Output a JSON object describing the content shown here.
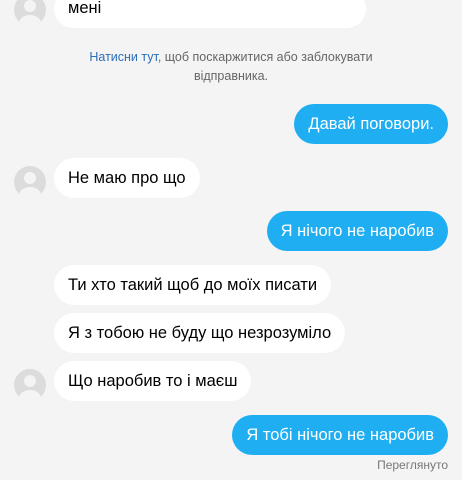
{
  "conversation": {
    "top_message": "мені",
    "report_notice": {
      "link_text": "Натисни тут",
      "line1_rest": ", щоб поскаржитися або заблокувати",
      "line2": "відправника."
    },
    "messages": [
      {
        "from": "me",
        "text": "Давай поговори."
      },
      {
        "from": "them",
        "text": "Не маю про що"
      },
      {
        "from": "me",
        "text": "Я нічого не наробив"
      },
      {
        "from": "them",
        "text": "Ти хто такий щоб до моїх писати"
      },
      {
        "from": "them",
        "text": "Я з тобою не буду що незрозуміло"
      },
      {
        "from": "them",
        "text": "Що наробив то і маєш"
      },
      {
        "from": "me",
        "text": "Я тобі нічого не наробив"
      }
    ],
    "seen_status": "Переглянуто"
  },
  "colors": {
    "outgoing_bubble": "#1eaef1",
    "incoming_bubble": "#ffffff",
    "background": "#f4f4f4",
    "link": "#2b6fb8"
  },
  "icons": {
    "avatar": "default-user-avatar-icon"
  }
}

______

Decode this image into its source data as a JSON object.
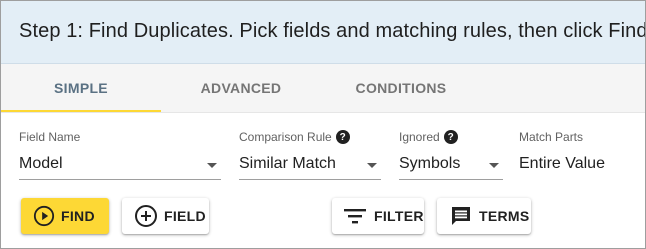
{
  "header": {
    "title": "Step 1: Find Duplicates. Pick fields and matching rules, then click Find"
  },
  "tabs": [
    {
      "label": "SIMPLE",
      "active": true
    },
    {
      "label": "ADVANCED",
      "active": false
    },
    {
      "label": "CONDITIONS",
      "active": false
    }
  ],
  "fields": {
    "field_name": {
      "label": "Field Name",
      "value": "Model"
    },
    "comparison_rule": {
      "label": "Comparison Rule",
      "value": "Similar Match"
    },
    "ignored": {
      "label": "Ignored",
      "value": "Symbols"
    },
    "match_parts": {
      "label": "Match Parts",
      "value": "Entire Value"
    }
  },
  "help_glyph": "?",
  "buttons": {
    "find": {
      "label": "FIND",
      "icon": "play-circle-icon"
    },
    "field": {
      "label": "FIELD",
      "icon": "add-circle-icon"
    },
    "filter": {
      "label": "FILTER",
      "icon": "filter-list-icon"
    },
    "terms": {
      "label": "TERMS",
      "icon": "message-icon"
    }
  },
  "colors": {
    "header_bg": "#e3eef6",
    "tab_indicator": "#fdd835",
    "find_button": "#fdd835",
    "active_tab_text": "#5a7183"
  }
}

______

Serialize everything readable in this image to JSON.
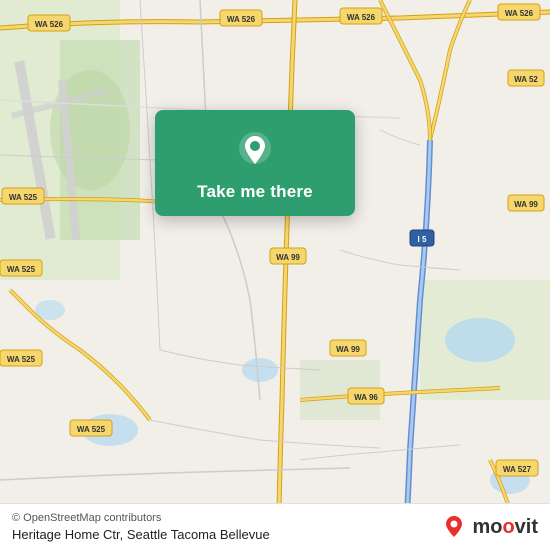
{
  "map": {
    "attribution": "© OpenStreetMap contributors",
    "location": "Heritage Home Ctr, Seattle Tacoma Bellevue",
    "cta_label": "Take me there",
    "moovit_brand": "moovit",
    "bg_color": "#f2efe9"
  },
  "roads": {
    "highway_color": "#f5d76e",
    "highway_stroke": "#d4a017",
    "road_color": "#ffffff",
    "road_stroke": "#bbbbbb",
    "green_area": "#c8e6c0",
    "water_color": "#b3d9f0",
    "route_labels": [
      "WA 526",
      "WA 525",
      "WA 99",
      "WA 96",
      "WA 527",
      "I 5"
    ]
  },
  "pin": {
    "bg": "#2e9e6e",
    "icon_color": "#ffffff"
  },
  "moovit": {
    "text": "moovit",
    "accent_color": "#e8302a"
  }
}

______

YOUR GOAL: Looking at the listing above, count the lines that contain "JSON" and give nothing but the number.

ANSWER: 3